Exercise task:
Wherever the string "display" occurs in a line of these records, report that line.

Supplied records:
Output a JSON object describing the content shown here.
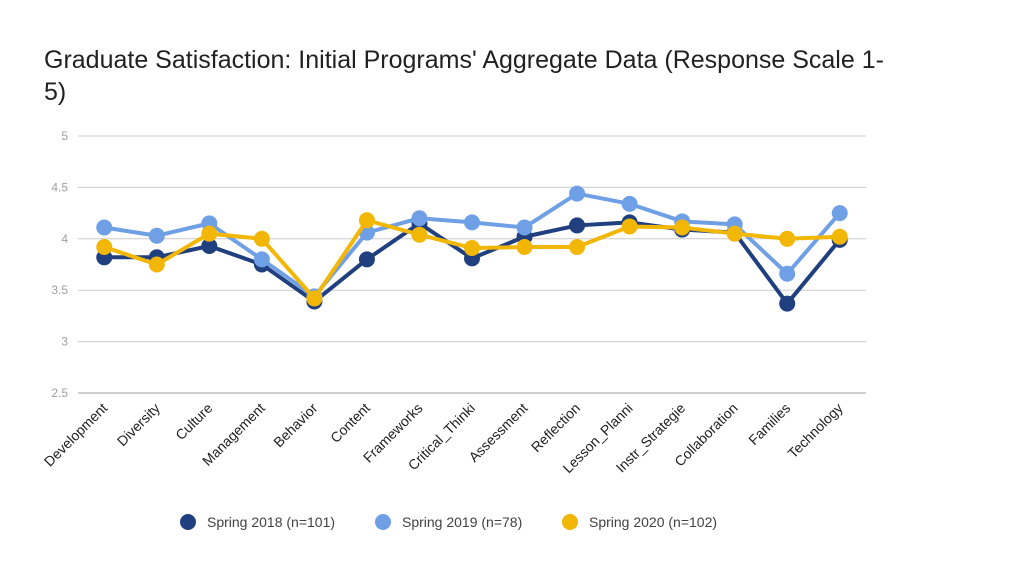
{
  "chart_data": {
    "type": "line",
    "title": "Graduate Satisfaction: Initial Programs' Aggregate Data (Response Scale 1-5)",
    "xlabel": "",
    "ylabel": "",
    "ylim": [
      2.5,
      5
    ],
    "yticks": [
      "2.5",
      "3",
      "3.5",
      "4",
      "4.5",
      "5"
    ],
    "grid": true,
    "legend_position": "bottom",
    "categories": [
      "Development",
      "Diversity",
      "Culture",
      "Management",
      "Behavior",
      "Content",
      "Frameworks",
      "Critical_Thinki",
      "Assessment",
      "Reflection",
      "Lesson_Planni",
      "Instr_Strategie",
      "Collaboration",
      "Families",
      "Technology"
    ],
    "series": [
      {
        "name": "Spring 2018 (n=101)",
        "color": "#1f3f7f",
        "values": [
          3.82,
          3.82,
          3.93,
          3.75,
          3.39,
          3.8,
          4.15,
          3.81,
          4.02,
          4.13,
          4.16,
          4.09,
          4.06,
          3.37,
          3.99
        ]
      },
      {
        "name": "Spring 2019 (n=78)",
        "color": "#6fa0e6",
        "values": [
          4.11,
          4.03,
          4.15,
          3.8,
          3.44,
          4.06,
          4.2,
          4.16,
          4.11,
          4.44,
          4.34,
          4.17,
          4.14,
          3.66,
          4.25
        ]
      },
      {
        "name": "Spring 2020 (n=102)",
        "color": "#f2b705",
        "values": [
          3.92,
          3.75,
          4.05,
          4.0,
          3.42,
          4.18,
          4.04,
          3.91,
          3.92,
          3.92,
          4.12,
          4.11,
          4.05,
          4.0,
          4.02
        ]
      }
    ]
  }
}
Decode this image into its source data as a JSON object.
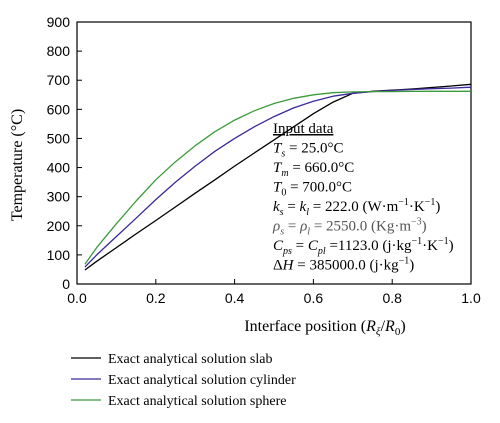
{
  "chart_data": {
    "type": "line",
    "xlabel_main": "Interface position (",
    "xlabel_var": "R",
    "xlabel_sub": "ξ",
    "xlabel_div": "/",
    "xlabel_var2": "R",
    "xlabel_sub2": "0",
    "xlabel_end": ")",
    "ylabel": "Temperature (°C)",
    "xlim": [
      0.0,
      1.0
    ],
    "ylim": [
      0,
      900
    ],
    "x_ticks": [
      "0.0",
      "0.2",
      "0.4",
      "0.6",
      "0.8",
      "1.0"
    ],
    "y_ticks": [
      "0",
      "100",
      "200",
      "300",
      "400",
      "500",
      "600",
      "700",
      "800",
      "900"
    ],
    "series": [
      {
        "name": "Exact analytical solution slab",
        "color": "#000000",
        "x": [
          0.02,
          0.05,
          0.1,
          0.15,
          0.2,
          0.25,
          0.3,
          0.35,
          0.4,
          0.45,
          0.5,
          0.55,
          0.6,
          0.65,
          0.7,
          0.75,
          0.8,
          0.85,
          0.9,
          0.95,
          1.0
        ],
        "y": [
          48,
          78,
          125,
          172,
          218,
          265,
          312,
          358,
          405,
          450,
          495,
          540,
          585,
          625,
          655,
          662,
          666,
          670,
          675,
          680,
          686
        ]
      },
      {
        "name": "Exact analytical solution cylinder",
        "color": "#3a2a9a",
        "x": [
          0.02,
          0.05,
          0.1,
          0.15,
          0.2,
          0.25,
          0.3,
          0.35,
          0.4,
          0.45,
          0.5,
          0.55,
          0.6,
          0.65,
          0.7,
          0.75,
          0.8,
          0.85,
          0.9,
          0.95,
          1.0
        ],
        "y": [
          58,
          100,
          163,
          226,
          290,
          350,
          405,
          456,
          500,
          540,
          575,
          605,
          628,
          645,
          655,
          661,
          665,
          668,
          671,
          673,
          676
        ]
      },
      {
        "name": "Exact analytical solution sphere",
        "color": "#3c9a3c",
        "x": [
          0.02,
          0.05,
          0.1,
          0.15,
          0.2,
          0.25,
          0.3,
          0.35,
          0.4,
          0.45,
          0.5,
          0.55,
          0.6,
          0.65,
          0.7,
          0.75,
          0.8,
          0.85,
          0.9,
          0.95,
          1.0
        ],
        "y": [
          68,
          125,
          207,
          285,
          358,
          420,
          475,
          523,
          563,
          595,
          620,
          638,
          650,
          657,
          660,
          661,
          661,
          662,
          662,
          662,
          662
        ]
      }
    ],
    "annotation": {
      "header": "Input data",
      "lines": [
        {
          "parts": [
            {
              "t": "T",
              "i": true
            },
            {
              "t": "s",
              "sub": true,
              "i": true
            },
            {
              "t": " = 25.0°C"
            }
          ]
        },
        {
          "parts": [
            {
              "t": "T",
              "i": true
            },
            {
              "t": "m",
              "sub": true,
              "i": true
            },
            {
              "t": " = 660.0°C"
            }
          ]
        },
        {
          "parts": [
            {
              "t": "T",
              "i": true
            },
            {
              "t": "0",
              "sub": true
            },
            {
              "t": " = 700.0°C"
            }
          ]
        },
        {
          "parts": [
            {
              "t": "k",
              "i": true
            },
            {
              "t": "s",
              "sub": true,
              "i": true
            },
            {
              "t": " = "
            },
            {
              "t": "k",
              "i": true
            },
            {
              "t": "l",
              "sub": true,
              "i": true
            },
            {
              "t": " = 222.0 (W·m"
            },
            {
              "t": "−1",
              "sup": true
            },
            {
              "t": "·K"
            },
            {
              "t": "−1",
              "sup": true
            },
            {
              "t": ")"
            }
          ]
        },
        {
          "gray": true,
          "parts": [
            {
              "t": "ρ",
              "i": true
            },
            {
              "t": "s",
              "sub": true,
              "i": true
            },
            {
              "t": " = "
            },
            {
              "t": "ρ",
              "i": true
            },
            {
              "t": "l",
              "sub": true,
              "i": true
            },
            {
              "t": " = 2550.0 (Kg·m"
            },
            {
              "t": "−3",
              "sup": true
            },
            {
              "t": ")"
            }
          ]
        },
        {
          "parts": [
            {
              "t": "C",
              "i": true
            },
            {
              "t": "ps",
              "sub": true,
              "i": true
            },
            {
              "t": " = "
            },
            {
              "t": "C",
              "i": true
            },
            {
              "t": "pl",
              "sub": true,
              "i": true
            },
            {
              "t": " =1123.0 (j·kg"
            },
            {
              "t": "−1",
              "sup": true
            },
            {
              "t": "·K"
            },
            {
              "t": "−1",
              "sup": true
            },
            {
              "t": ")"
            }
          ]
        },
        {
          "parts": [
            {
              "t": "Δ"
            },
            {
              "t": "H",
              "i": true
            },
            {
              "t": " = 385000.0 (j·kg"
            },
            {
              "t": "−1",
              "sup": true
            },
            {
              "t": ")"
            }
          ]
        }
      ]
    },
    "legend_placement": "bottom-left, below plot"
  }
}
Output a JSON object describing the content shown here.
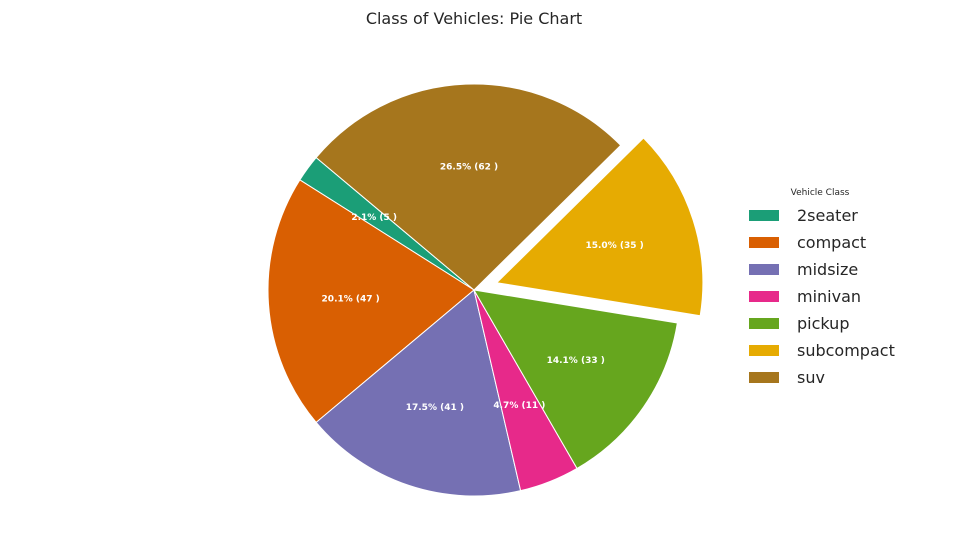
{
  "title": "Class of Vehicles: Pie Chart",
  "legend_title": "Vehicle Class",
  "chart_data": {
    "type": "pie",
    "title": "Class of Vehicles: Pie Chart",
    "legend_title": "Vehicle Class",
    "legend_position": "right",
    "start_angle": 140,
    "direction": "counterclockwise",
    "explode": "subcompact",
    "slices": [
      {
        "label": "2seater",
        "count": 5,
        "percent": 2.1,
        "display": "2.1% (5 )",
        "color": "#1b9e77"
      },
      {
        "label": "compact",
        "count": 47,
        "percent": 20.1,
        "display": "20.1% (47 )",
        "color": "#d95f02"
      },
      {
        "label": "midsize",
        "count": 41,
        "percent": 17.5,
        "display": "17.5% (41 )",
        "color": "#7570b3"
      },
      {
        "label": "minivan",
        "count": 11,
        "percent": 4.7,
        "display": "4.7% (11 )",
        "color": "#e7298a"
      },
      {
        "label": "pickup",
        "count": 33,
        "percent": 14.1,
        "display": "14.1% (33 )",
        "color": "#66a61e"
      },
      {
        "label": "subcompact",
        "count": 35,
        "percent": 15.0,
        "display": "15.0% (35 )",
        "color": "#e6ab02"
      },
      {
        "label": "suv",
        "count": 62,
        "percent": 26.5,
        "display": "26.5% (62 )",
        "color": "#a6761d"
      }
    ]
  }
}
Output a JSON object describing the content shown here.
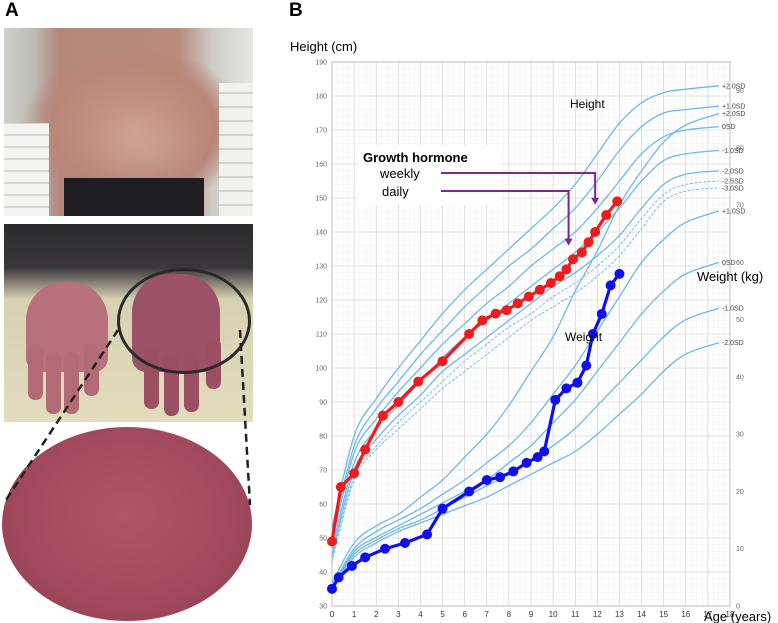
{
  "panel_a": {
    "letter": "A",
    "photos": [
      "abdomen-photo",
      "hands-photo",
      "hand-skin-closeup-photo"
    ]
  },
  "panel_b": {
    "letter": "B"
  },
  "colors": {
    "reference_curve": "#6fb8e6",
    "height_series": "#ee1c1c",
    "weight_series": "#1010ee",
    "gh_arrows": "#7b2a8c",
    "grid": "#d9d9d9"
  },
  "chart_data": {
    "type": "line",
    "x_label": "Age (years)",
    "x_ticks": [
      0,
      1,
      2,
      3,
      4,
      5,
      6,
      7,
      8,
      9,
      10,
      11,
      12,
      13,
      14,
      15,
      16,
      17,
      18
    ],
    "xlim": [
      0,
      18
    ],
    "height_axis": {
      "label": "Height (cm)",
      "ylim": [
        30,
        190
      ],
      "ticks": [
        30,
        40,
        50,
        60,
        70,
        80,
        90,
        100,
        110,
        120,
        130,
        140,
        150,
        160,
        170,
        180,
        190
      ]
    },
    "weight_axis": {
      "label": "Weight (kg)",
      "ylim": [
        0,
        95
      ],
      "ticks": [
        0,
        10,
        20,
        30,
        40,
        50,
        60,
        70,
        80,
        90
      ]
    },
    "height_curve_title": "Height",
    "weight_curve_title": "Weight",
    "height_reference": [
      {
        "name": "+2.0SD",
        "dashed": false,
        "x": [
          0,
          1,
          2,
          3,
          4,
          5,
          6,
          7,
          8,
          9,
          10,
          11,
          12,
          13,
          14,
          15,
          16,
          17.5
        ],
        "y": [
          53,
          80,
          91,
          100,
          108,
          116,
          123,
          129,
          135,
          141,
          147,
          154,
          163,
          172,
          178,
          181,
          182,
          183
        ]
      },
      {
        "name": "+1.0SD",
        "dashed": false,
        "x": [
          0,
          1,
          2,
          3,
          4,
          5,
          6,
          7,
          8,
          9,
          10,
          11,
          12,
          13,
          14,
          15,
          16,
          17.5
        ],
        "y": [
          51,
          77,
          88,
          96,
          104,
          111,
          118,
          124,
          130,
          135,
          141,
          147,
          155,
          164,
          171,
          175,
          176,
          177
        ]
      },
      {
        "name": "0SD",
        "dashed": false,
        "x": [
          0,
          1,
          2,
          3,
          4,
          5,
          6,
          7,
          8,
          9,
          10,
          11,
          12,
          13,
          14,
          15,
          16,
          17.5
        ],
        "y": [
          49,
          75,
          85,
          93,
          100,
          107,
          113,
          119,
          124,
          130,
          135,
          140,
          147,
          155,
          163,
          168,
          170,
          171
        ]
      },
      {
        "name": "-1.0SD",
        "dashed": false,
        "x": [
          0,
          1,
          2,
          3,
          4,
          5,
          6,
          7,
          8,
          9,
          10,
          11,
          12,
          13,
          14,
          15,
          16,
          17.5
        ],
        "y": [
          47,
          72,
          82,
          89,
          96,
          103,
          109,
          114,
          119,
          124,
          129,
          134,
          140,
          147,
          155,
          161,
          163,
          164
        ]
      },
      {
        "name": "-2.0SD",
        "dashed": false,
        "x": [
          0,
          1,
          2,
          3,
          4,
          5,
          6,
          7,
          8,
          9,
          10,
          11,
          12,
          13,
          14,
          15,
          16,
          17.5
        ],
        "y": [
          45,
          70,
          79,
          86,
          92,
          99,
          104,
          109,
          114,
          119,
          124,
          128,
          133,
          139,
          147,
          154,
          157,
          158
        ]
      },
      {
        "name": "-2.5SD",
        "dashed": true,
        "x": [
          0,
          1,
          2,
          3,
          4,
          5,
          6,
          7,
          8,
          9,
          10,
          11,
          12,
          13,
          14,
          15,
          16,
          17.5
        ],
        "y": [
          44,
          68,
          77,
          84,
          90,
          96,
          102,
          107,
          112,
          116,
          121,
          125,
          130,
          136,
          144,
          151,
          154,
          155
        ]
      },
      {
        "name": "-3.0SD",
        "dashed": true,
        "x": [
          0,
          1,
          2,
          3,
          4,
          5,
          6,
          7,
          8,
          9,
          10,
          11,
          12,
          13,
          14,
          15,
          16,
          17.5
        ],
        "y": [
          43,
          67,
          76,
          82,
          88,
          94,
          99,
          104,
          109,
          114,
          118,
          122,
          127,
          133,
          141,
          149,
          152,
          153
        ]
      }
    ],
    "weight_reference": [
      {
        "name": "+2.0SD",
        "x": [
          0,
          1,
          2,
          3,
          4,
          5,
          6,
          7,
          8,
          9,
          10,
          11,
          12,
          13,
          14,
          15,
          16,
          17.5
        ],
        "y": [
          4,
          11,
          14,
          16,
          19,
          22,
          26,
          30,
          35,
          41,
          47,
          55,
          62,
          70,
          76,
          81,
          84,
          86
        ]
      },
      {
        "name": "+1.0SD",
        "x": [
          0,
          1,
          2,
          3,
          4,
          5,
          6,
          7,
          8,
          9,
          10,
          11,
          12,
          13,
          14,
          15,
          16,
          17.5
        ],
        "y": [
          3.5,
          10,
          13,
          15,
          17,
          19.5,
          22,
          25,
          28,
          32,
          37,
          42,
          48,
          54,
          60,
          64,
          67,
          69
        ]
      },
      {
        "name": "0SD",
        "x": [
          0,
          1,
          2,
          3,
          4,
          5,
          6,
          7,
          8,
          9,
          10,
          11,
          12,
          13,
          14,
          15,
          16,
          17.5
        ],
        "y": [
          3,
          9.5,
          12,
          14,
          16,
          18,
          20,
          22,
          25,
          28,
          32,
          36,
          41,
          46,
          51,
          55,
          58,
          60
        ]
      },
      {
        "name": "-1.0SD",
        "x": [
          0,
          1,
          2,
          3,
          4,
          5,
          6,
          7,
          8,
          9,
          10,
          11,
          12,
          13,
          14,
          15,
          16,
          17.5
        ],
        "y": [
          2.9,
          9,
          11.5,
          13.5,
          15,
          17,
          19,
          21,
          23,
          25.5,
          28,
          31,
          35,
          39,
          43,
          47,
          50,
          52
        ]
      },
      {
        "name": "-2.0SD",
        "x": [
          0,
          1,
          2,
          3,
          4,
          5,
          6,
          7,
          8,
          9,
          10,
          11,
          12,
          13,
          14,
          15,
          16,
          17.5
        ],
        "y": [
          2.7,
          8.5,
          11,
          13,
          14.5,
          16,
          17.5,
          19,
          21,
          23,
          25,
          27,
          30,
          33.5,
          37,
          41,
          44,
          46
        ]
      }
    ],
    "patient_height": {
      "name": "Height",
      "x": [
        0,
        0.4,
        1,
        1.5,
        2.3,
        3,
        3.9,
        5,
        6.2,
        6.8,
        7.4,
        7.9,
        8.4,
        8.9,
        9.4,
        9.9,
        10.3,
        10.6,
        10.9,
        11.3,
        11.6,
        11.9,
        12.4,
        12.9
      ],
      "y": [
        49,
        65,
        69,
        76,
        86,
        90,
        96,
        102,
        110,
        114,
        116,
        117,
        119,
        121,
        123,
        125,
        127,
        129,
        132,
        134,
        137,
        140,
        145,
        149
      ]
    },
    "patient_weight": {
      "name": "Weight",
      "x": [
        0,
        0.3,
        0.9,
        1.5,
        2.4,
        3.3,
        4.3,
        5,
        6.2,
        7,
        7.6,
        8.2,
        8.8,
        9.3,
        9.6,
        10.1,
        10.6,
        11.1,
        11.5,
        11.8,
        12.2,
        12.6,
        13
      ],
      "y": [
        3,
        5,
        7,
        8.5,
        10,
        11,
        12.5,
        17,
        20,
        22,
        22.5,
        23.5,
        25,
        26,
        27,
        36,
        38,
        39,
        42,
        47.5,
        51,
        56,
        58
      ]
    },
    "annotation": {
      "title": "Growth hormone",
      "items": [
        {
          "label": "weekly",
          "start_age": 11.9,
          "end_height": 148
        },
        {
          "label": "daily",
          "start_age": 10.7,
          "end_height": 136
        }
      ]
    }
  }
}
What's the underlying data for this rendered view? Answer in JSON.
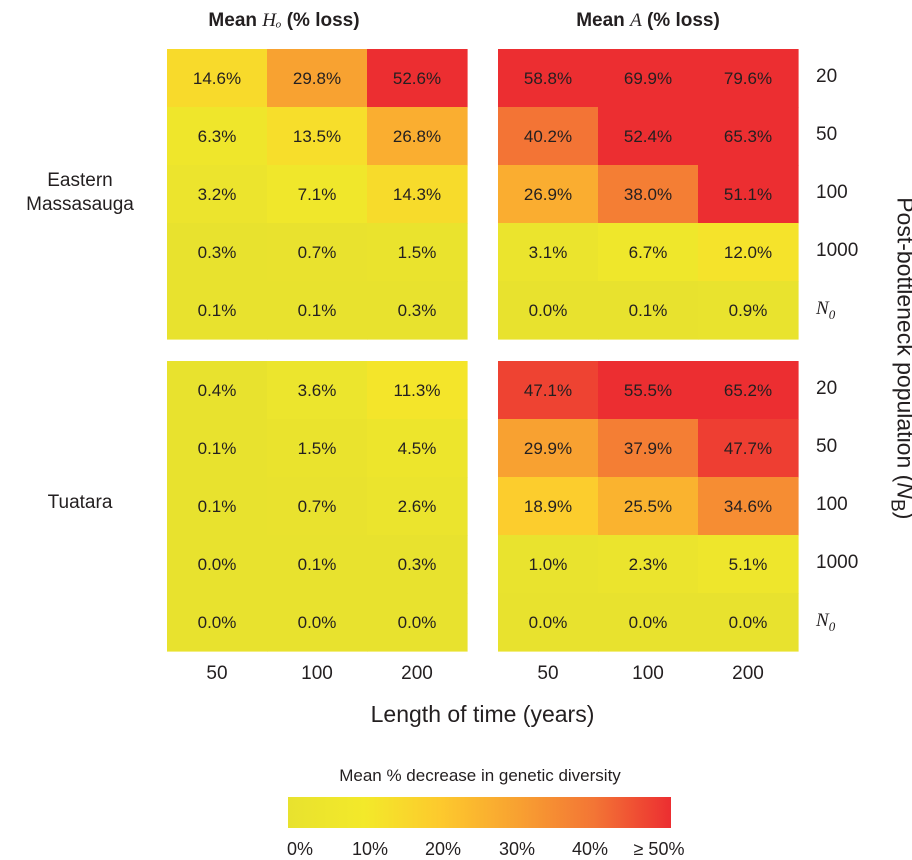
{
  "chart_data": {
    "type": "heatmap",
    "columns": [
      {
        "key": "Ho",
        "title_prefix": "Mean ",
        "title_var": "Hₒ",
        "title_suffix": " (% loss)"
      },
      {
        "key": "A",
        "title_prefix": "Mean ",
        "title_var": "A",
        "title_suffix": " (% loss)"
      }
    ],
    "rows": [
      {
        "name": "Eastern Massasauga",
        "line1": "Eastern",
        "line2": "Massasauga"
      },
      {
        "name": "Tuatara",
        "line1": "Tuatara",
        "line2": ""
      }
    ],
    "x_categories": [
      "50",
      "100",
      "200"
    ],
    "y_categories": [
      "20",
      "50",
      "100",
      "1000",
      "N0"
    ],
    "y_tick_labels": [
      {
        "main": "20",
        "sub": ""
      },
      {
        "main": "50",
        "sub": ""
      },
      {
        "main": "100",
        "sub": ""
      },
      {
        "main": "1000",
        "sub": ""
      },
      {
        "main": "N",
        "sub": "0"
      }
    ],
    "xlabel": "Length of time (years)",
    "ylabel": {
      "main": "Post-bottleneck population (",
      "var": "N",
      "sub": "B",
      "end": ")"
    },
    "panels": [
      {
        "species": "Eastern Massasauga",
        "metric": "Ho",
        "values": [
          [
            14.6,
            29.8,
            52.6
          ],
          [
            6.3,
            13.5,
            26.8
          ],
          [
            3.2,
            7.1,
            14.3
          ],
          [
            0.3,
            0.7,
            1.5
          ],
          [
            0.1,
            0.1,
            0.3
          ]
        ]
      },
      {
        "species": "Eastern Massasauga",
        "metric": "A",
        "values": [
          [
            58.8,
            69.9,
            79.6
          ],
          [
            40.2,
            52.4,
            65.3
          ],
          [
            26.9,
            38.0,
            51.1
          ],
          [
            3.1,
            6.7,
            12.0
          ],
          [
            0.0,
            0.1,
            0.9
          ]
        ]
      },
      {
        "species": "Tuatara",
        "metric": "Ho",
        "values": [
          [
            0.4,
            3.6,
            11.3
          ],
          [
            0.1,
            1.5,
            4.5
          ],
          [
            0.1,
            0.7,
            2.6
          ],
          [
            0.0,
            0.1,
            0.3
          ],
          [
            0.0,
            0.0,
            0.0
          ]
        ]
      },
      {
        "species": "Tuatara",
        "metric": "A",
        "values": [
          [
            47.1,
            55.5,
            65.2
          ],
          [
            29.9,
            37.9,
            47.7
          ],
          [
            18.9,
            25.5,
            34.6
          ],
          [
            1.0,
            2.3,
            5.1
          ],
          [
            0.0,
            0.0,
            0.0
          ]
        ]
      }
    ],
    "colorbar": {
      "title": "Mean % decrease in genetic diversity",
      "ticks": [
        "0%",
        "10%",
        "20%",
        "30%",
        "40%",
        "≥ 50%"
      ],
      "range": [
        0,
        50
      ],
      "colors": [
        "#e8e22e",
        "#f3e92a",
        "#fdc92d",
        "#f8a131",
        "#f37535",
        "#ec2e31"
      ]
    }
  }
}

Written reply:
        "display": "2.1% (5 )",
        "display": "20.1% (47 )",
        "display": "17.5% (41 )",
        "display": "4.7% (11 )",
        "display": "14.1% (33 )",
        "display": "15.0% (35 )",
        "display": "26.5% (62 )",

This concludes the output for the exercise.